REQUIRED WORK | Write out the lines of the listing below, from its first line through the line holding "circuit-svg [40, 100, 760, 420]", inclusive, copying each one without changes.

DATASET EXCERPTS |
━━━━━━━━━━
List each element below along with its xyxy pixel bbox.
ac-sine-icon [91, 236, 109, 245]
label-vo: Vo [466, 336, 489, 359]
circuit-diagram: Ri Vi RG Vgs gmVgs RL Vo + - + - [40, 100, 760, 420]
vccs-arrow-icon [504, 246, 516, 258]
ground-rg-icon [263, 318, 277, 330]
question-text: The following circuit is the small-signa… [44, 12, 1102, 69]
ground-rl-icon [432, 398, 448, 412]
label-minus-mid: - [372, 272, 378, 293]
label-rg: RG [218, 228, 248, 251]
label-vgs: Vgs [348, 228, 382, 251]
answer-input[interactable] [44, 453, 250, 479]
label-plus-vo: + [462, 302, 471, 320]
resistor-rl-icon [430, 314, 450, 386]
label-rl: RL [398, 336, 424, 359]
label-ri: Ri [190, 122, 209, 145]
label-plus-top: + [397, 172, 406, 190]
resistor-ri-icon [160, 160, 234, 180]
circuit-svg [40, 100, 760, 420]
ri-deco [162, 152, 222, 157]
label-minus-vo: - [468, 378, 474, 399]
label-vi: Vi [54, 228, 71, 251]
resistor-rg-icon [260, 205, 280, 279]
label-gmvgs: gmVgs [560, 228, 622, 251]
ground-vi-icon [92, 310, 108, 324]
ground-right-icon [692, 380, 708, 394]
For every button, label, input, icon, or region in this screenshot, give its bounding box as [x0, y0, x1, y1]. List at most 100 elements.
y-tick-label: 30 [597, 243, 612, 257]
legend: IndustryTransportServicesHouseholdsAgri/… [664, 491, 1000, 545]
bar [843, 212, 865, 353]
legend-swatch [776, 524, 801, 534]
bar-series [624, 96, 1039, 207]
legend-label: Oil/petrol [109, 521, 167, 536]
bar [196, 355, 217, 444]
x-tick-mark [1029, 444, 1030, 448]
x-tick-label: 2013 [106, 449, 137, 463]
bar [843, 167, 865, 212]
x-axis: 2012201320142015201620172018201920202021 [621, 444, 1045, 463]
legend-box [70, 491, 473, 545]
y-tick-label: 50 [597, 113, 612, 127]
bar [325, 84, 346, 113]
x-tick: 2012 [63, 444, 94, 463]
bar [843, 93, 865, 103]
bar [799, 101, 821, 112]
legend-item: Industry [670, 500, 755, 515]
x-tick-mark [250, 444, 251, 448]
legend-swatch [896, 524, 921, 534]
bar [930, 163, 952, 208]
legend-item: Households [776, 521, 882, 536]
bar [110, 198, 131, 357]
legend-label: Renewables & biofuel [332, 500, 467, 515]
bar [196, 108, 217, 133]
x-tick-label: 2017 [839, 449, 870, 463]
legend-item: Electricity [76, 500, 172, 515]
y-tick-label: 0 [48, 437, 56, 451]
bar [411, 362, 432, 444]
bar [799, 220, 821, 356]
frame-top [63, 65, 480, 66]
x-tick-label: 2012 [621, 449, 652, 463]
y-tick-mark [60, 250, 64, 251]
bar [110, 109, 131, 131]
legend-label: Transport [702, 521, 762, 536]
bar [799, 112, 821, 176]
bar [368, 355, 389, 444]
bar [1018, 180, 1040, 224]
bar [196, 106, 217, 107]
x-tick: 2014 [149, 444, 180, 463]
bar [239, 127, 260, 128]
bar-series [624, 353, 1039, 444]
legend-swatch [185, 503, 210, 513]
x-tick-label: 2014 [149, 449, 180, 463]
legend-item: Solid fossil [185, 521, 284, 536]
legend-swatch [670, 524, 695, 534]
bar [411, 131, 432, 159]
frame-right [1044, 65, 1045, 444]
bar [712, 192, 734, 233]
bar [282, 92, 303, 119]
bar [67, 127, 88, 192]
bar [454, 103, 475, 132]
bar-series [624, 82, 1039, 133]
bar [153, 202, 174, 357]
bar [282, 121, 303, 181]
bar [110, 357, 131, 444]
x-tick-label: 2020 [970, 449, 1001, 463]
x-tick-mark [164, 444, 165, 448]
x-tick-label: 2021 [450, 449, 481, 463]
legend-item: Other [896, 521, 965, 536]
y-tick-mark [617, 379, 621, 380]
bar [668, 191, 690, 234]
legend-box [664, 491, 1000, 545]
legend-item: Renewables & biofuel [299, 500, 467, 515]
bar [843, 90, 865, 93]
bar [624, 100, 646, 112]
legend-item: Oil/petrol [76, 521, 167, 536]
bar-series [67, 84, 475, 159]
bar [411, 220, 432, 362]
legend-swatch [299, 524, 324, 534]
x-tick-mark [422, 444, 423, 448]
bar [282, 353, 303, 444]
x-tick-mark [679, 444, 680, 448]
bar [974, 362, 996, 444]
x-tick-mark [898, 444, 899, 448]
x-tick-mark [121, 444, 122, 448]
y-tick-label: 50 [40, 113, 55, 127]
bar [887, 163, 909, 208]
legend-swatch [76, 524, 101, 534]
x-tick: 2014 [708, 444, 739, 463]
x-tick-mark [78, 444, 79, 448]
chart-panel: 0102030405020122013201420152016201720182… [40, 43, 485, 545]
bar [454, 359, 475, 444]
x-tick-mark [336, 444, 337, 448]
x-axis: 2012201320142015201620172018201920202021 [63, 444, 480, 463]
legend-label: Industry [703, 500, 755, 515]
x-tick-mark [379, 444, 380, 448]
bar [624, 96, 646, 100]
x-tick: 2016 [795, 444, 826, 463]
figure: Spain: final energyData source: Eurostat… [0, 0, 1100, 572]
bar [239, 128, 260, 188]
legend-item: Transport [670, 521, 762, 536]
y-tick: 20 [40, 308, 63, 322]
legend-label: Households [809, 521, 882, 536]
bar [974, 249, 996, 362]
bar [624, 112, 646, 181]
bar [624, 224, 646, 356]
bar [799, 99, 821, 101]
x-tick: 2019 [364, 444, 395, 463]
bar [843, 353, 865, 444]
━━━━━━━━━━
THE ANSWER |
List each element below along with its xyxy pixel bbox.
ac-sine-icon [91, 236, 109, 245]
label-vo: Vo [466, 336, 489, 359]
circuit-diagram: Ri Vi RG Vgs gmVgs RL Vo + - + - [40, 100, 760, 420]
vccs-arrow-icon [504, 246, 516, 258]
ground-rg-icon [263, 318, 277, 330]
question-text: The following circuit is the small-signa… [44, 12, 1102, 69]
ground-rl-icon [432, 398, 448, 412]
label-minus-mid: - [372, 272, 378, 293]
label-rg: RG [218, 228, 248, 251]
label-vgs: Vgs [348, 228, 382, 251]
answer-input[interactable] [44, 453, 250, 479]
label-plus-vo: + [462, 302, 471, 320]
resistor-rl-icon [430, 314, 450, 386]
label-rl: RL [398, 336, 424, 359]
label-ri: Ri [190, 122, 209, 145]
label-plus-top: + [397, 172, 406, 190]
resistor-ri-icon [160, 160, 234, 180]
circuit-svg [40, 100, 760, 420]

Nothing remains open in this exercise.